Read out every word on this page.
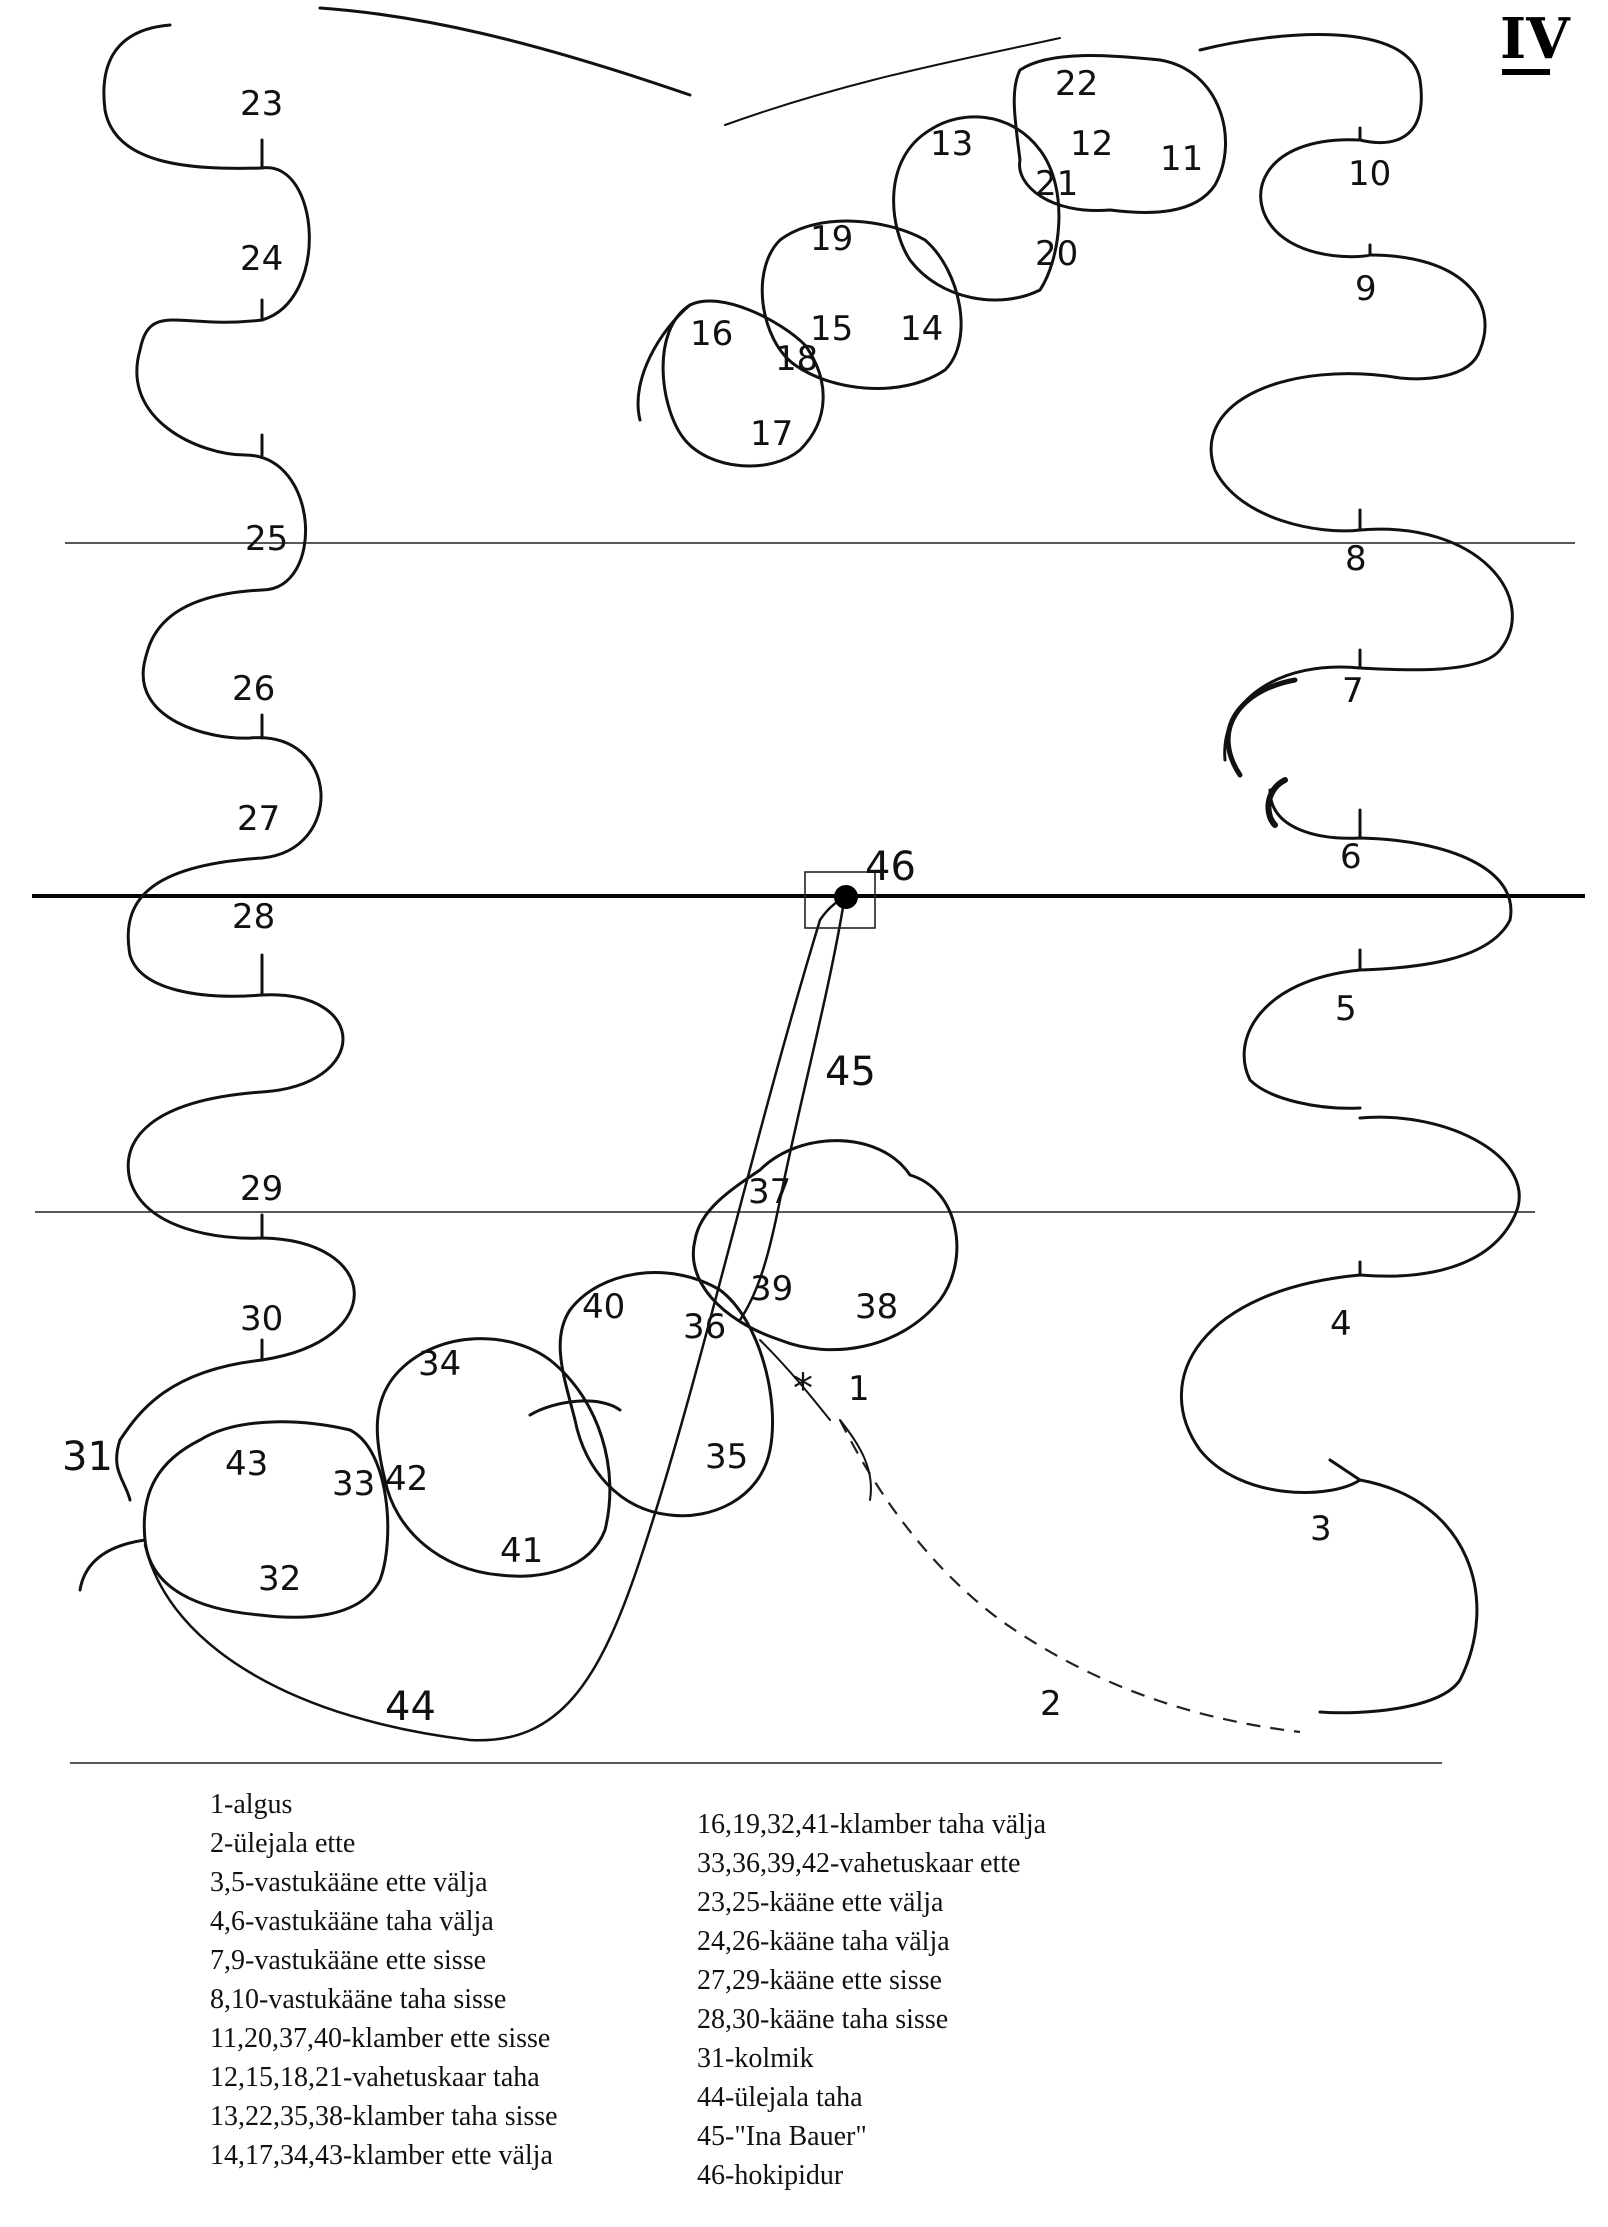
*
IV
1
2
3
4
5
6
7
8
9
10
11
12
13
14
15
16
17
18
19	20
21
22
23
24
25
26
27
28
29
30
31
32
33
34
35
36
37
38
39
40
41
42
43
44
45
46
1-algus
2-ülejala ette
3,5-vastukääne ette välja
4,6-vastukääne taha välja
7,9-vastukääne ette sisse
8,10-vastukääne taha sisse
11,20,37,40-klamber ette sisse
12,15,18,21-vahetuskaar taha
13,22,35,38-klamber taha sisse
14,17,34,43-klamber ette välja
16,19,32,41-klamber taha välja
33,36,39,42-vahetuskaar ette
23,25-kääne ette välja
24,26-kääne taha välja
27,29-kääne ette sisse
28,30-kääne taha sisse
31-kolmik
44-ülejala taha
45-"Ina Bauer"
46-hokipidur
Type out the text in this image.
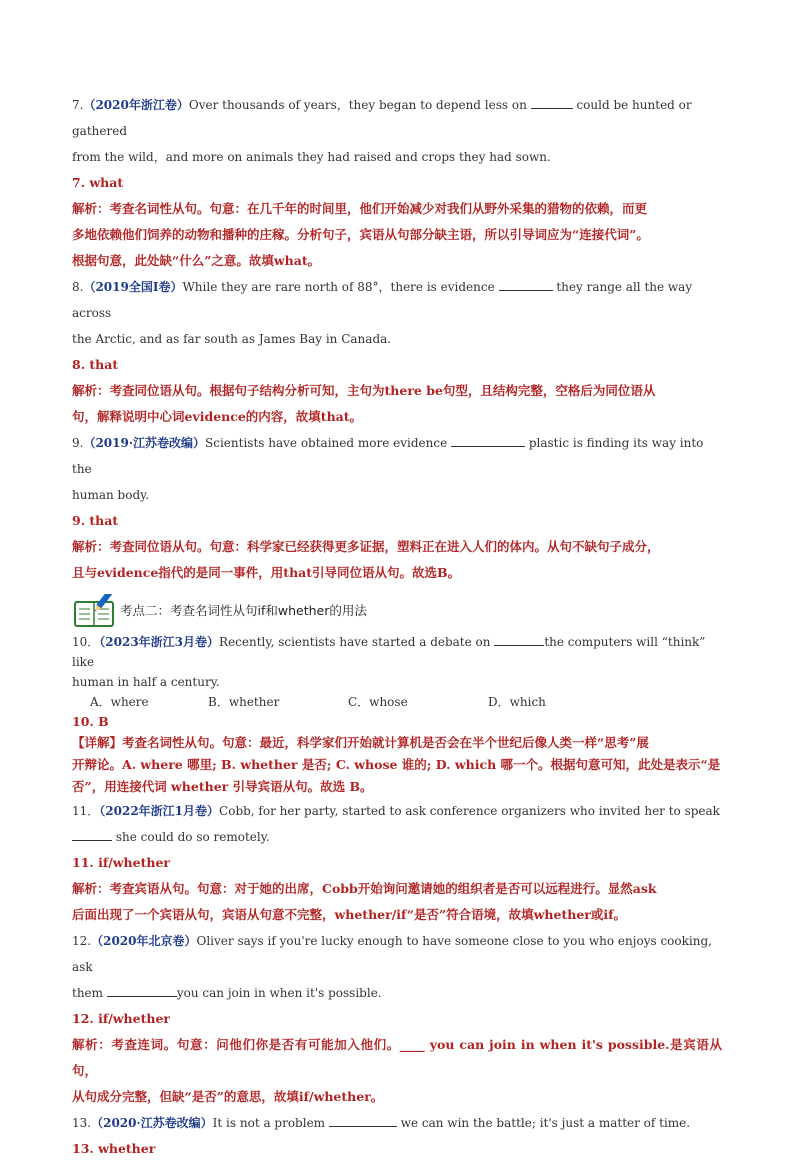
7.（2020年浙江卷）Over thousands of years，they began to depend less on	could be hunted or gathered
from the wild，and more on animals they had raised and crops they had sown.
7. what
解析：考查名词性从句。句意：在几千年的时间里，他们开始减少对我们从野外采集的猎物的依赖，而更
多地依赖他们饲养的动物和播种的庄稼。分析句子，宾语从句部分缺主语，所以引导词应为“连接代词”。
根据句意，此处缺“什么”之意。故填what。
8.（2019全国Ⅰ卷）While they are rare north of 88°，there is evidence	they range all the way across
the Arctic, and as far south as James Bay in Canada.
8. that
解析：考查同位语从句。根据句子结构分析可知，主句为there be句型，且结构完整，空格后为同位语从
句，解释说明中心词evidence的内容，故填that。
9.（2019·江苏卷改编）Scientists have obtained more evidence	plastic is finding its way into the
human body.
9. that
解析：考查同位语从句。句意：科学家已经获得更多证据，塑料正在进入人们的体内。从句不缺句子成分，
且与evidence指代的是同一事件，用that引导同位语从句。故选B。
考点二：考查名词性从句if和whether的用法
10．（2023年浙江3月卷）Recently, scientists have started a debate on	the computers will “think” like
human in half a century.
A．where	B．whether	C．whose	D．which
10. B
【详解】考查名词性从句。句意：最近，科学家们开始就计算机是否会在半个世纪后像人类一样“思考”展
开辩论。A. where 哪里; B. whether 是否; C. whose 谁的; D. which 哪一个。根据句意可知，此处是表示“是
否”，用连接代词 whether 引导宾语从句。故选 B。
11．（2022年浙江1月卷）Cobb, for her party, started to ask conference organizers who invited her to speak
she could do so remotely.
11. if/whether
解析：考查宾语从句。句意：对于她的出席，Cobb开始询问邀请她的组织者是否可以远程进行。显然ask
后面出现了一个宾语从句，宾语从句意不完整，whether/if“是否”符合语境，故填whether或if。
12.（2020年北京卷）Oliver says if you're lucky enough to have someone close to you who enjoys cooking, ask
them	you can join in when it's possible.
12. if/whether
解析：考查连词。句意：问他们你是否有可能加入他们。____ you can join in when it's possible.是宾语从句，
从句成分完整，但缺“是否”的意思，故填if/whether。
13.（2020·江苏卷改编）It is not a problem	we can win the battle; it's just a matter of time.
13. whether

**WHAT YOU WILL DO**. Work out how many lines of the listing above include the word "whose". Reply with nothing but the count.

**TASK RESPONSE**. 2